» Written exercise
The records below must be retyped exactly.

» Records provided

★ ★ ★ ★

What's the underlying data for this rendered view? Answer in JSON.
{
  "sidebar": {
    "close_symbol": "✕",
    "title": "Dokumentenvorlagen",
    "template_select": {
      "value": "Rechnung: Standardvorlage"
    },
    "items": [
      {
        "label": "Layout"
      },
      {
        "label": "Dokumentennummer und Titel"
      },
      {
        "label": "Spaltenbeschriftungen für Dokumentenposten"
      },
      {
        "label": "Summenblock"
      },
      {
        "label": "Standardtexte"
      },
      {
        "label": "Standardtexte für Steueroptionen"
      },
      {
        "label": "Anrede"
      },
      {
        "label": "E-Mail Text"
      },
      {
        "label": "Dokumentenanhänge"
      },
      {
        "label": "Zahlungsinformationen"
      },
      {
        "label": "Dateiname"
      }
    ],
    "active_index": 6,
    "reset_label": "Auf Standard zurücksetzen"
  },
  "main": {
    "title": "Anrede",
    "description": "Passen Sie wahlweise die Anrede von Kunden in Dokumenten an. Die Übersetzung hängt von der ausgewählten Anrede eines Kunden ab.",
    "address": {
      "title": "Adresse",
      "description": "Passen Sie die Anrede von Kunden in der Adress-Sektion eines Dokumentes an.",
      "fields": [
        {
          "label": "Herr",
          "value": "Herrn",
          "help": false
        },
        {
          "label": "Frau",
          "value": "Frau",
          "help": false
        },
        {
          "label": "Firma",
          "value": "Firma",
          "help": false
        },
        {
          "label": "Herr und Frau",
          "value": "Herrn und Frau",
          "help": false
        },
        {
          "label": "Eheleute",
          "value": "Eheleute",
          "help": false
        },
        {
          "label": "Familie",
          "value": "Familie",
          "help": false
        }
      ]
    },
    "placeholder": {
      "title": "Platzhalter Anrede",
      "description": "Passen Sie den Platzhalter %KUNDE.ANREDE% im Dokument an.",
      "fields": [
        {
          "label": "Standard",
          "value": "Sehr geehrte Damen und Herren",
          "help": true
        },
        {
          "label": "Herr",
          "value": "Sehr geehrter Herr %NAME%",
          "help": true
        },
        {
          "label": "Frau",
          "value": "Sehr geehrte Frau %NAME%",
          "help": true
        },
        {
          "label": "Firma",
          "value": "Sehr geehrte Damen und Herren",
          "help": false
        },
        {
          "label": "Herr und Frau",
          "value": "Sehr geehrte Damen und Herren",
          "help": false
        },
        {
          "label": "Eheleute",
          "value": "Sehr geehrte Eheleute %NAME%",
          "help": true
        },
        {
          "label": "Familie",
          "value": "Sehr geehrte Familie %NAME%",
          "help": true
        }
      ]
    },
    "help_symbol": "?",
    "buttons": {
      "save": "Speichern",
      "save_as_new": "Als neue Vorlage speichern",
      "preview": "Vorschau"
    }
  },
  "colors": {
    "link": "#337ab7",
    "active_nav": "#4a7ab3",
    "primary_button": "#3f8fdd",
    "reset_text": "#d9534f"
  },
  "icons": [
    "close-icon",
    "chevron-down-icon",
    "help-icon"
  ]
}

★ ★ ★ ★

» Solved exercise
What's the underlying data for this rendered view? Answer in JSON.
{
  "sidebar": {
    "close_symbol": "✕",
    "title": "Dokumentenvorlagen",
    "template_select": {
      "value": "Rechnung: Standardvorlage"
    },
    "items": [
      {
        "label": "Layout"
      },
      {
        "label": "Dokumentennummer und Titel"
      },
      {
        "label": "Spaltenbeschriftungen für Dokumentenposten"
      },
      {
        "label": "Summenblock"
      },
      {
        "label": "Standardtexte"
      },
      {
        "label": "Standardtexte für Steueroptionen"
      },
      {
        "label": "Anrede"
      },
      {
        "label": "E-Mail Text"
      },
      {
        "label": "Dokumentenanhänge"
      },
      {
        "label": "Zahlungsinformationen"
      },
      {
        "label": "Dateiname"
      }
    ],
    "active_index": 6,
    "reset_label": "Auf Standard zurücksetzen"
  },
  "main": {
    "title": "Anrede",
    "description": "Passen Sie wahlweise die Anrede von Kunden in Dokumenten an. Die Übersetzung hängt von der ausgewählten Anrede eines Kunden ab.",
    "address": {
      "title": "Adresse",
      "description": "Passen Sie die Anrede von Kunden in der Adress-Sektion eines Dokumentes an.",
      "fields": [
        {
          "label": "Herr",
          "value": "Herrn",
          "help": false
        },
        {
          "label": "Frau",
          "value": "Frau",
          "help": false
        },
        {
          "label": "Firma",
          "value": "Firma",
          "help": false
        },
        {
          "label": "Herr und Frau",
          "value": "Herrn und Frau",
          "help": false
        },
        {
          "label": "Eheleute",
          "value": "Eheleute",
          "help": false
        },
        {
          "label": "Familie",
          "value": "Familie",
          "help": false
        }
      ]
    },
    "placeholder": {
      "title": "Platzhalter Anrede",
      "description": "Passen Sie den Platzhalter %KUNDE.ANREDE% im Dokument an.",
      "fields": [
        {
          "label": "Standard",
          "value": "Sehr geehrte Damen und Herren",
          "help": true
        },
        {
          "label": "Herr",
          "value": "Sehr geehrter Herr %NAME%",
          "help": true
        },
        {
          "label": "Frau",
          "value": "Sehr geehrte Frau %NAME%",
          "help": true
        },
        {
          "label": "Firma",
          "value": "Sehr geehrte Damen und Herren",
          "help": false
        },
        {
          "label": "Herr und Frau",
          "value": "Sehr geehrte Damen und Herren",
          "help": false
        },
        {
          "label": "Eheleute",
          "value": "Sehr geehrte Eheleute %NAME%",
          "help": true
        },
        {
          "label": "Familie",
          "value": "Sehr geehrte Familie %NAME%",
          "help": true
        }
      ]
    },
    "help_symbol": "?",
    "buttons": {
      "save": "Speichern",
      "save_as_new": "Als neue Vorlage speichern",
      "preview": "Vorschau"
    }
  },
  "colors": {
    "link": "#337ab7",
    "active_nav": "#4a7ab3",
    "primary_button": "#3f8fdd",
    "reset_text": "#d9534f"
  },
  "icons": [
    "close-icon",
    "chevron-down-icon",
    "help-icon"
  ]
}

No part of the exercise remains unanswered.